Aim: Using the records below, report how many lines hold "packages", with no extra text.

------ Exercise material

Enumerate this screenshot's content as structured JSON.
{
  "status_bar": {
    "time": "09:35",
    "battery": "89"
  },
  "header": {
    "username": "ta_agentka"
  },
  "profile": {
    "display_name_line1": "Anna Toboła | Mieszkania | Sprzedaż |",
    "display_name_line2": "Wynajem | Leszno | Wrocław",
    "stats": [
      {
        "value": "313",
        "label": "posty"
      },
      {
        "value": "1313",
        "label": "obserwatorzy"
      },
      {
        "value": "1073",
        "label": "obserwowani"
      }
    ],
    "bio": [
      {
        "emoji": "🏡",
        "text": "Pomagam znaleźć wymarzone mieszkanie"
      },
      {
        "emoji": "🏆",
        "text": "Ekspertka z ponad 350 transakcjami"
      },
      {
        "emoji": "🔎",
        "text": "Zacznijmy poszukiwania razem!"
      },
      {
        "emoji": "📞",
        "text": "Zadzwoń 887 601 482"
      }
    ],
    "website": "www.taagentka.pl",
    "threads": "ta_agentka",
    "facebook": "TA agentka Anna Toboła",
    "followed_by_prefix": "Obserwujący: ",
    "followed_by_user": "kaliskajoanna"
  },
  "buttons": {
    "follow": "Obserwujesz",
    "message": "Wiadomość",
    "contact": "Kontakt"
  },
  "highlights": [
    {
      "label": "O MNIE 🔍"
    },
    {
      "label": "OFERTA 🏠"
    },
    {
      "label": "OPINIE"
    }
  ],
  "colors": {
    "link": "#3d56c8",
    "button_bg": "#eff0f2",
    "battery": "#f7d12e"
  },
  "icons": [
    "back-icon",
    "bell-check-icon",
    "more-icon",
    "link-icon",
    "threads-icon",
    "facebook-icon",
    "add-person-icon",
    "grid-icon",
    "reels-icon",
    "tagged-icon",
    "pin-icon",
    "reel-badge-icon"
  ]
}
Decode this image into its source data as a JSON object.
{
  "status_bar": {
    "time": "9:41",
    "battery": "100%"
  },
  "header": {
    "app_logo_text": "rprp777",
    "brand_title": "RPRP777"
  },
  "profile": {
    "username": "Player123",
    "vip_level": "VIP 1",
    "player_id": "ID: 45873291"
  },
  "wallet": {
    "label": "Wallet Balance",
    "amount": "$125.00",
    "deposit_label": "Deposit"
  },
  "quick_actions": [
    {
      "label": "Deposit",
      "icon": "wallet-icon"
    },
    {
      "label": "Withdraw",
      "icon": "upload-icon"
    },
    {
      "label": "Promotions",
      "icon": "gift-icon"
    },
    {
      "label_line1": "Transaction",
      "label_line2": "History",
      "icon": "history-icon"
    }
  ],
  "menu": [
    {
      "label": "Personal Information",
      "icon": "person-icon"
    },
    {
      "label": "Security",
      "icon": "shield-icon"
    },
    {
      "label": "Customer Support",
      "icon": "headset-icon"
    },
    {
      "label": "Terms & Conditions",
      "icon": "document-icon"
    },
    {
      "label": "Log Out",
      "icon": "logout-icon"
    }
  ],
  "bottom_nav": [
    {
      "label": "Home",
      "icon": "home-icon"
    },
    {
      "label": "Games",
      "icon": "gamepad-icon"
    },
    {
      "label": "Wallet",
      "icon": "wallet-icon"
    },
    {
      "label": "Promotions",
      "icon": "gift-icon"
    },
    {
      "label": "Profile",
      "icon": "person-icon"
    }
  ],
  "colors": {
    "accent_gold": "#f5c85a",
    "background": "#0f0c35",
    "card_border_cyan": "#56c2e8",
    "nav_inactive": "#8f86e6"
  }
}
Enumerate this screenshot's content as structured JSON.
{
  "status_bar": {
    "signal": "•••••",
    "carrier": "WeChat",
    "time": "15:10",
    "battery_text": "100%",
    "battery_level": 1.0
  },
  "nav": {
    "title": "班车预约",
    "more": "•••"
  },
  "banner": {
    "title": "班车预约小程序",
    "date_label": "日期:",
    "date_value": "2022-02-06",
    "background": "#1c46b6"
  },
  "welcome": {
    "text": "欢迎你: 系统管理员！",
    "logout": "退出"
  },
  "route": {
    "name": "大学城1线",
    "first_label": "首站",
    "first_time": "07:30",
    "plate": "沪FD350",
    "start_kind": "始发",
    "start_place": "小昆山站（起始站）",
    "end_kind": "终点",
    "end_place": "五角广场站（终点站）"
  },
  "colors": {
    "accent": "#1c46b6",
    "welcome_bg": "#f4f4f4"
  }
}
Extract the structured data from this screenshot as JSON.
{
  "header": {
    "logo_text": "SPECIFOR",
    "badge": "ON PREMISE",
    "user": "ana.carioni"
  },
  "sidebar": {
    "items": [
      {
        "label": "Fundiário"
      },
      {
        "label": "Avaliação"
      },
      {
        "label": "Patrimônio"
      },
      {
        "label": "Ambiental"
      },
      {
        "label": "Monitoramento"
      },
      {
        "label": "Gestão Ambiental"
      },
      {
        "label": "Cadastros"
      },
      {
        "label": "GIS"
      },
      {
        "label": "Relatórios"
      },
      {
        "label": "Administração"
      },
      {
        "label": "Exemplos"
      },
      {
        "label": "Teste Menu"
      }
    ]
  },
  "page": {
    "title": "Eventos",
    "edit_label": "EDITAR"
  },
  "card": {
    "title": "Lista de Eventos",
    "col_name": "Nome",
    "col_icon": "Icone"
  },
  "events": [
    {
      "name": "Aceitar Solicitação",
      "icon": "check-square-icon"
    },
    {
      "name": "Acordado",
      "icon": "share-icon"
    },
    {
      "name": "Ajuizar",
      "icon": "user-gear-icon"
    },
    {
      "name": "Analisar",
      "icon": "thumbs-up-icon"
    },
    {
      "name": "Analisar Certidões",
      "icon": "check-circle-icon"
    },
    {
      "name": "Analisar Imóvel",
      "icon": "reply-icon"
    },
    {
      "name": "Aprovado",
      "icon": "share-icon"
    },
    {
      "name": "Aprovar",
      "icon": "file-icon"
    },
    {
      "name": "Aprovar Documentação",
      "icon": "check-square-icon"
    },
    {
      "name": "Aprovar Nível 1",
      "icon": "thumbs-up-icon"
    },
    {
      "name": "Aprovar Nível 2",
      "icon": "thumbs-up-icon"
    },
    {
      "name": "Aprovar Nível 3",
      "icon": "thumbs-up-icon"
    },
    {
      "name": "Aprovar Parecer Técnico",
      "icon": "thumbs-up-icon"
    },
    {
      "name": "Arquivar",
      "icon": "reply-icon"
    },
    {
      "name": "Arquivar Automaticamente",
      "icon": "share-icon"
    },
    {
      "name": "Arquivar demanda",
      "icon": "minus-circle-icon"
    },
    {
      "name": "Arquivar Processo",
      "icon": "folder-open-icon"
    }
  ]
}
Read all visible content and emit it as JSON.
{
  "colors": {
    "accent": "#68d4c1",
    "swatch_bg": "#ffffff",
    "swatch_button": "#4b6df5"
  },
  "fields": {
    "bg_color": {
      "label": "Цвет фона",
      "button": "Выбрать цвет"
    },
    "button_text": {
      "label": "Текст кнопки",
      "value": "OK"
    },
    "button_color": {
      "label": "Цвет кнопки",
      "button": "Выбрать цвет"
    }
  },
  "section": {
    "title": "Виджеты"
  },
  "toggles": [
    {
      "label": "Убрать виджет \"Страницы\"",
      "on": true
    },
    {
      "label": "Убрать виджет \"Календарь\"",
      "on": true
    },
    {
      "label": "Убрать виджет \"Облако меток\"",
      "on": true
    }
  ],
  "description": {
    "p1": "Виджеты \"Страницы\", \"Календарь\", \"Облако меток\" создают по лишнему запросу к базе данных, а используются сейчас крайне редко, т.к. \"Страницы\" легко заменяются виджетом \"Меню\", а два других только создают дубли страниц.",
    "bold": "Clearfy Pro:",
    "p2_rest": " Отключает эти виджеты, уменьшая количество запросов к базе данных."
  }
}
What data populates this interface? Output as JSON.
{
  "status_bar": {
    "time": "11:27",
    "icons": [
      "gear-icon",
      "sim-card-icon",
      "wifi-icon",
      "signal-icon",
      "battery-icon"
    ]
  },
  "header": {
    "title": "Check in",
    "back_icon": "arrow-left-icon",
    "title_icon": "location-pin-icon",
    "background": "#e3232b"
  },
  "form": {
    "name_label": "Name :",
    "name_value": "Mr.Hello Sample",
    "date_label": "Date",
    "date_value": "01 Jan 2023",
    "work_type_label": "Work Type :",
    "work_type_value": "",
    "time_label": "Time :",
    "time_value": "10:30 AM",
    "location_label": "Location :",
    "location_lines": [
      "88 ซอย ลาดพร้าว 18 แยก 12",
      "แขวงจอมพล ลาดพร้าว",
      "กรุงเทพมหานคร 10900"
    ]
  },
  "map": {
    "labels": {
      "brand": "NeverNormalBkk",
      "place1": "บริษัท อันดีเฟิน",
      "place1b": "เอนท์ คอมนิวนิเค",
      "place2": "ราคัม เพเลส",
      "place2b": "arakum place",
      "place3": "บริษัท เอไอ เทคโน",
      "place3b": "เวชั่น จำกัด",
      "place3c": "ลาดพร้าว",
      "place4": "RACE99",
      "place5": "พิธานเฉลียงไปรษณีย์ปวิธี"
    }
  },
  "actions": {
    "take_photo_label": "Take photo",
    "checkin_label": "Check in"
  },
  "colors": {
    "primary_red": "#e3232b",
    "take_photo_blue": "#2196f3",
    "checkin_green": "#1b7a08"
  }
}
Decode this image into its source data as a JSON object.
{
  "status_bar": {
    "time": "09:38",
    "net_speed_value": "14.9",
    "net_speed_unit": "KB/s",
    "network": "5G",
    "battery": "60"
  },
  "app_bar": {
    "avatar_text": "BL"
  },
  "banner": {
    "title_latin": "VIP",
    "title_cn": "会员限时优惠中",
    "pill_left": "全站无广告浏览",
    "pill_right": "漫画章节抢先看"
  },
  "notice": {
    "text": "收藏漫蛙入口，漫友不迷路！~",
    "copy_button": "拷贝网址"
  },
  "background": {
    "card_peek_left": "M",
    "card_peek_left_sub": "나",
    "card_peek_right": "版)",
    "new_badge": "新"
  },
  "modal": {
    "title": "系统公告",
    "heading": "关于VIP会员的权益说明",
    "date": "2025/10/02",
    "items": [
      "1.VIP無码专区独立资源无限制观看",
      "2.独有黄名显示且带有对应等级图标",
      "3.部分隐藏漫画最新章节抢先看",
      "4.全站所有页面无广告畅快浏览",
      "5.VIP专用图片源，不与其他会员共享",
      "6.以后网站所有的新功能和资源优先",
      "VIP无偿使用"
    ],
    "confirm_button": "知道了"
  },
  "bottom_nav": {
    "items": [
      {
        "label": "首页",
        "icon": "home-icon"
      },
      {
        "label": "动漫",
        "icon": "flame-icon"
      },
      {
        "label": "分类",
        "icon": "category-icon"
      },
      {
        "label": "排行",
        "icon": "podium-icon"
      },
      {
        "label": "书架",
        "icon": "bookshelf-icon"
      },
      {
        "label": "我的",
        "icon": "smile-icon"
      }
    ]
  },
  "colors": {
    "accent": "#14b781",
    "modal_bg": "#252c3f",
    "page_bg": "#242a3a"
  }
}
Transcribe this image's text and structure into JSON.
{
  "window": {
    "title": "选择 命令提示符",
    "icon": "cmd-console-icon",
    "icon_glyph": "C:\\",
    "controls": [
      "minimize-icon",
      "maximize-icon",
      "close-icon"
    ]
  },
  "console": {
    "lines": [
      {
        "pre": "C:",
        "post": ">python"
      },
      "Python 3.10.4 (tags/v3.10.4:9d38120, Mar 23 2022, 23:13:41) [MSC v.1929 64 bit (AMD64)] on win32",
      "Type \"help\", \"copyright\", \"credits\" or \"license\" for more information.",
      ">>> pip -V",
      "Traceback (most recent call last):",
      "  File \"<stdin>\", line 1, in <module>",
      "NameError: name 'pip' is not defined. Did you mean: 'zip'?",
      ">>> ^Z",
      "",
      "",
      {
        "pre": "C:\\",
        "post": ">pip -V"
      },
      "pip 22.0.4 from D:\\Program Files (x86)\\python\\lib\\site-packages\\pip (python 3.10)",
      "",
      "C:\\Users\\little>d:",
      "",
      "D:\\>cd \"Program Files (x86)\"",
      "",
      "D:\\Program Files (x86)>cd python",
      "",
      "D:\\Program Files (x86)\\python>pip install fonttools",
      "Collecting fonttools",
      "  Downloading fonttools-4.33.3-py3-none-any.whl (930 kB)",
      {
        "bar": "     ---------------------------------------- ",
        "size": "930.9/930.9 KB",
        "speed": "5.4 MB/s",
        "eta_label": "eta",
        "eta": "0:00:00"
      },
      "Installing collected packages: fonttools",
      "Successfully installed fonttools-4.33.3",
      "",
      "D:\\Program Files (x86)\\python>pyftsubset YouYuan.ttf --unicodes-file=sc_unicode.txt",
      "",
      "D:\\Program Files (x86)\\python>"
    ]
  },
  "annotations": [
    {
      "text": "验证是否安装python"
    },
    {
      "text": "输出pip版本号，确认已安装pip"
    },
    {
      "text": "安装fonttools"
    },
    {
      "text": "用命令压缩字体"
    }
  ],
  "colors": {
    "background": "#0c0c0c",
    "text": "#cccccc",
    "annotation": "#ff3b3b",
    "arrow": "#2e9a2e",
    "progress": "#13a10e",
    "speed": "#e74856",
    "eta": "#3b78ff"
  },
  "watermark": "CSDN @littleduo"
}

------------

Solution to the exercise: 2